Goal | The records below hold pictures; please leave those out and retype the rest exactly.

Material provided |
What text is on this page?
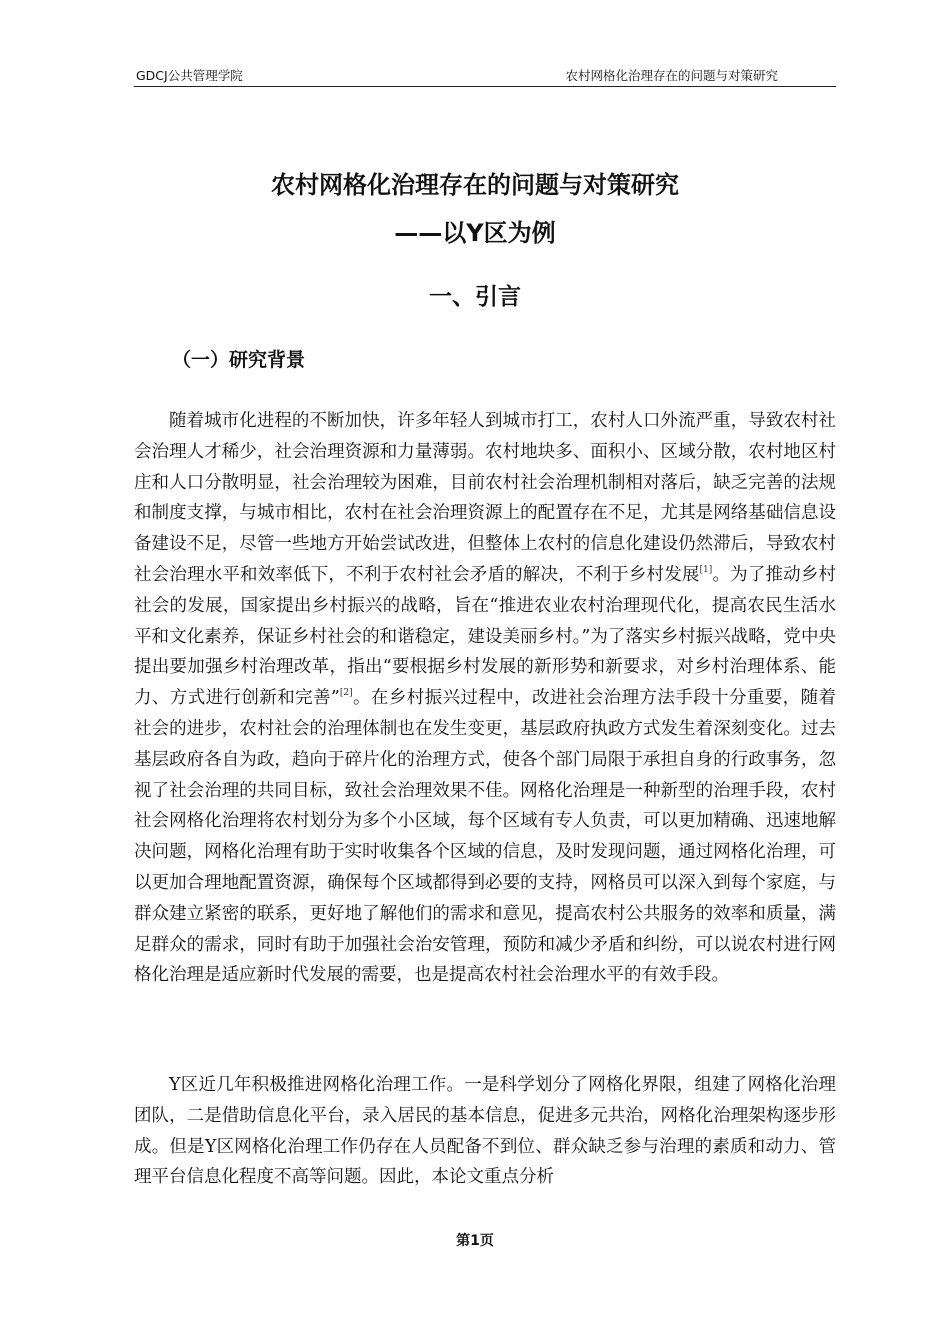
GDCJ公共管理学院	农村网格化治理存在的问题与对策研究
农村网格化治理存在的问题与对策研究
——以Y区为例
一、引言
（一）研究背景
随着城市化进程的不断加快，许多年轻人到城市打工，农村人口外流严重，导致农村社会治理人才稀少，社会治理资源和力量薄弱。农村地块多、面积小、区域分散，农村地区村庄和人口分散明显，社会治理较为困难，目前农村社会治理机制相对落后，缺乏完善的法规和制度支撑，与城市相比，农村在社会治理资源上的配置存在不足，尤其是网络基础信息设备建设不足，尽管一些地方开始尝试改进，但整体上农村的信息化建设仍然滞后，导致农村社会治理水平和效率低下，不利于农村社会矛盾的解决，不利于乡村发展[1]。为了推动乡村社会的发展，国家提出乡村振兴的战略，旨在“推进农业农村治理现代化，提高农民生活水平和文化素养，保证乡村社会的和谐稳定，建设美丽乡村。”为了落实乡村振兴战略，党中央提出要加强乡村治理改革，指出“要根据乡村发展的新形势和新要求，对乡村治理体系、能力、方式进行创新和完善”[2]。在乡村振兴过程中，改进社会治理方法手段十分重要，随着社会的进步，农村社会的治理体制也在发生变更，基层政府执政方式发生着深刻变化。过去基层政府各自为政，趋向于碎片化的治理方式，使各个部门局限于承担自身的行政事务，忽视了社会治理的共同目标，致社会治理效果不佳。网格化治理是一种新型的治理手段，农村社会网格化治理将农村划分为多个小区域，每个区域有专人负责，可以更加精确、迅速地解决问题，网格化治理有助于实时收集各个区域的信息，及时发现问题，通过网格化治理，可以更加合理地配置资源，确保每个区域都得到必要的支持，网格员可以深入到每个家庭，与群众建立紧密的联系，更好地了解他们的需求和意见，提高农村公共服务的效率和质量，满足群众的需求，同时有助于加强社会治安管理，预防和减少矛盾和纠纷，可以说农村进行网格化治理是适应新时代发展的需要，也是提高农村社会治理水平的有效手段。
Y区近几年积极推进网格化治理工作。一是科学划分了网格化界限，组建了网格化治理团队，二是借助信息化平台，录入居民的基本信息，促进多元共治，网格化治理架构逐步形成。但是Y区网格化治理工作仍存在人员配备不到位、群众缺乏参与治理的素质和动力、管理平台信息化程度不高等问题。因此，本论文重点分析
第1页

Response for this exercise |
What text is on this page?
GDCJ公共管理学院	农村网格化治理存在的问题与对策研究
农村网格化治理存在的问题与对策研究
——以Y区为例
一、引言
（一）研究背景
随着城市化进程的不断加快，许多年轻人到城市打工，农村人口外流严重，导致农村社会治理人才稀少，社会治理资源和力量薄弱。农村地块多、面积小、区域分散，农村地区村庄和人口分散明显，社会治理较为困难，目前农村社会治理机制相对落后，缺乏完善的法规和制度支撑，与城市相比，农村在社会治理资源上的配置存在不足，尤其是网络基础信息设备建设不足，尽管一些地方开始尝试改进，但整体上农村的信息化建设仍然滞后，导致农村社会治理水平和效率低下，不利于农村社会矛盾的解决，不利于乡村发展[1]。为了推动乡村社会的发展，国家提出乡村振兴的战略，旨在“推进农业农村治理现代化，提高农民生活水平和文化素养，保证乡村社会的和谐稳定，建设美丽乡村。”为了落实乡村振兴战略，党中央提出要加强乡村治理改革，指出“要根据乡村发展的新形势和新要求，对乡村治理体系、能力、方式进行创新和完善”[2]。在乡村振兴过程中，改进社会治理方法手段十分重要，随着社会的进步，农村社会的治理体制也在发生变更，基层政府执政方式发生着深刻变化。过去基层政府各自为政，趋向于碎片化的治理方式，使各个部门局限于承担自身的行政事务，忽视了社会治理的共同目标，致社会治理效果不佳。网格化治理是一种新型的治理手段，农村社会网格化治理将农村划分为多个小区域，每个区域有专人负责，可以更加精确、迅速地解决问题，网格化治理有助于实时收集各个区域的信息，及时发现问题，通过网格化治理，可以更加合理地配置资源，确保每个区域都得到必要的支持，网格员可以深入到每个家庭，与群众建立紧密的联系，更好地了解他们的需求和意见，提高农村公共服务的效率和质量，满足群众的需求，同时有助于加强社会治安管理，预防和减少矛盾和纠纷，可以说农村进行网格化治理是适应新时代发展的需要，也是提高农村社会治理水平的有效手段。
Y区近几年积极推进网格化治理工作。一是科学划分了网格化界限，组建了网格化治理团队，二是借助信息化平台，录入居民的基本信息，促进多元共治，网格化治理架构逐步形成。但是Y区网格化治理工作仍存在人员配备不到位、群众缺乏参与治理的素质和动力、管理平台信息化程度不高等问题。因此，本论文重点分析
第1页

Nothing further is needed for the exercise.